Given exercise :: Without altering anything, repeat each of the records.

Dataset excerpt:
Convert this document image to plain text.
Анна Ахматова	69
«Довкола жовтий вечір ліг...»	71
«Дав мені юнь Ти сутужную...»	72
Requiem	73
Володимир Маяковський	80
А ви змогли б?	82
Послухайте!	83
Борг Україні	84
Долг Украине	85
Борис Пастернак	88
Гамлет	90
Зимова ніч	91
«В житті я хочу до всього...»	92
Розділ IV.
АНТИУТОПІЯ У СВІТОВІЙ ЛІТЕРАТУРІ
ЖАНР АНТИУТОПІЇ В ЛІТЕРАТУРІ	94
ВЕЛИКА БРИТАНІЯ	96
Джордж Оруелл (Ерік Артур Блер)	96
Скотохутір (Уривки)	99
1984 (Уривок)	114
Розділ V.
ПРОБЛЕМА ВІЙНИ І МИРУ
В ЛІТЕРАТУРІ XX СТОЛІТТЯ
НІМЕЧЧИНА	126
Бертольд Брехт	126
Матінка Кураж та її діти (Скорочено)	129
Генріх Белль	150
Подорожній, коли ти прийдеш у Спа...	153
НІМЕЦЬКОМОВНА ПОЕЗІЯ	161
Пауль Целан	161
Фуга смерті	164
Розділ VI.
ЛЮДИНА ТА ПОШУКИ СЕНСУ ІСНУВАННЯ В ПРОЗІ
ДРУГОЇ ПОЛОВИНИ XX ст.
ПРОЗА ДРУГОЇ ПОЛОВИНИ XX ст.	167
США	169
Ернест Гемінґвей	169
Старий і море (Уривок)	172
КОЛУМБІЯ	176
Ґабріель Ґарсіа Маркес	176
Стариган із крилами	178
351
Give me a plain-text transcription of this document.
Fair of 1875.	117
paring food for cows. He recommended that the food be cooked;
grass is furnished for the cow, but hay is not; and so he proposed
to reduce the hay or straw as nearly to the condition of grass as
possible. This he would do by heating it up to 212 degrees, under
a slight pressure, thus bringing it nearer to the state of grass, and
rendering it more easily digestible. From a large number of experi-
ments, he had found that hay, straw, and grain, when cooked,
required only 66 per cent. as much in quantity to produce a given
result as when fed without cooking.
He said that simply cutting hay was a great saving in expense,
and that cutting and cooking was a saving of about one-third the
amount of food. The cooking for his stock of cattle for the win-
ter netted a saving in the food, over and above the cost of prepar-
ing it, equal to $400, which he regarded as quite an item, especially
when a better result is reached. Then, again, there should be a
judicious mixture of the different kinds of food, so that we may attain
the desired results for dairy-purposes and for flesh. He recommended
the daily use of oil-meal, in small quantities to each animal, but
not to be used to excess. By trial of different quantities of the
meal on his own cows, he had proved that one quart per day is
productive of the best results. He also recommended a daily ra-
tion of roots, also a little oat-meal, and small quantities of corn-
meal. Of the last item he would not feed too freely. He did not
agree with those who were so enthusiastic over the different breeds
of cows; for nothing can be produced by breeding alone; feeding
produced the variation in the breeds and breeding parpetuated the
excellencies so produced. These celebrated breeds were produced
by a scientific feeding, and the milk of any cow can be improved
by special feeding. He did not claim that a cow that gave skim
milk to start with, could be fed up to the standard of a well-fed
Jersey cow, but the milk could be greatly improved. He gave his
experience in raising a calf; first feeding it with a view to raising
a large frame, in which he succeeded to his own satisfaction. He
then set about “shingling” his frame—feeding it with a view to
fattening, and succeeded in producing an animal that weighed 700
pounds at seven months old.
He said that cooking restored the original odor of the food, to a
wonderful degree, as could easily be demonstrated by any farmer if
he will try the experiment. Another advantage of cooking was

Final result ::
Convert this document image to plain text.
Анна Ахматова	69
«Довкола жовтий вечір ліг...»	71
«Дав мені юнь Ти сутужную...»	72
Requiem	73
Володимир Маяковський	80
А ви змогли б?	82
Послухайте!	83
Борг Україні	84
Долг Украине	85
Борис Пастернак	88
Гамлет	90
Зимова ніч	91
«В житті я хочу до всього...»	92
Розділ IV.
АНТИУТОПІЯ У СВІТОВІЙ ЛІТЕРАТУРІ
ЖАНР АНТИУТОПІЇ В ЛІТЕРАТУРІ	94
ВЕЛИКА БРИТАНІЯ	96
Джордж Оруелл (Ерік Артур Блер)	96
Скотохутір (Уривки)	99
1984 (Уривок)	114
Розділ V.
ПРОБЛЕМА ВІЙНИ І МИРУ
В ЛІТЕРАТУРІ XX СТОЛІТТЯ
НІМЕЧЧИНА	126
Бертольд Брехт	126
Матінка Кураж та її діти (Скорочено)	129
Генріх Белль	150
Подорожній, коли ти прийдеш у Спа...	153
НІМЕЦЬКОМОВНА ПОЕЗІЯ	161
Пауль Целан	161
Фуга смерті	164
Розділ VI.
ЛЮДИНА ТА ПОШУКИ СЕНСУ ІСНУВАННЯ В ПРОЗІ
ДРУГОЇ ПОЛОВИНИ XX ст.
ПРОЗА ДРУГОЇ ПОЛОВИНИ XX ст.	167
США	169
Ернест Гемінґвей	169
Старий і море (Уривок)	172
КОЛУМБІЯ	176
Ґабріель Ґарсіа Маркес	176
Стариган із крилами	178
351
Give me a plain-text transcription of this document.
Fair of 1875.	117
paring food for cows. He recommended that the food be cooked;
grass is furnished for the cow, but hay is not; and so he proposed
to reduce the hay or straw as nearly to the condition of grass as
possible. This he would do by heating it up to 212 degrees, under
a slight pressure, thus bringing it nearer to the state of grass, and
rendering it more easily digestible. From a large number of experi-
ments, he had found that hay, straw, and grain, when cooked,
required only 66 per cent. as much in quantity to produce a given
result as when fed without cooking.
He said that simply cutting hay was a great saving in expense,
and that cutting and cooking was a saving of about one-third the
amount of food. The cooking for his stock of cattle for the win-
ter netted a saving in the food, over and above the cost of prepar-
ing it, equal to $400, which he regarded as quite an item, especially
when a better result is reached. Then, again, there should be a
judicious mixture of the different kinds of food, so that we may attain
the desired results for dairy-purposes and for flesh. He recommended
the daily use of oil-meal, in small quantities to each animal, but
not to be used to excess. By trial of different quantities of the
meal on his own cows, he had proved that one quart per day is
productive of the best results. He also recommended a daily ra-
tion of roots, also a little oat-meal, and small quantities of corn-
meal. Of the last item he would not feed too freely. He did not
agree with those who were so enthusiastic over the different breeds
of cows; for nothing can be produced by breeding alone; feeding
produced the variation in the breeds and breeding parpetuated the
excellencies so produced. These celebrated breeds were produced
by a scientific feeding, and the milk of any cow can be improved
by special feeding. He did not claim that a cow that gave skim
milk to start with, could be fed up to the standard of a well-fed
Jersey cow, but the milk could be greatly improved. He gave his
experience in raising a calf; first feeding it with a view to raising
a large frame, in which he succeeded to his own satisfaction. He
then set about “shingling” his frame—feeding it with a view to
fattening, and succeeded in producing an animal that weighed 700
pounds at seven months old.
He said that cooking restored the original odor of the food, to a
wonderful degree, as could easily be demonstrated by any farmer if
he will try the experiment. Another advantage of cooking was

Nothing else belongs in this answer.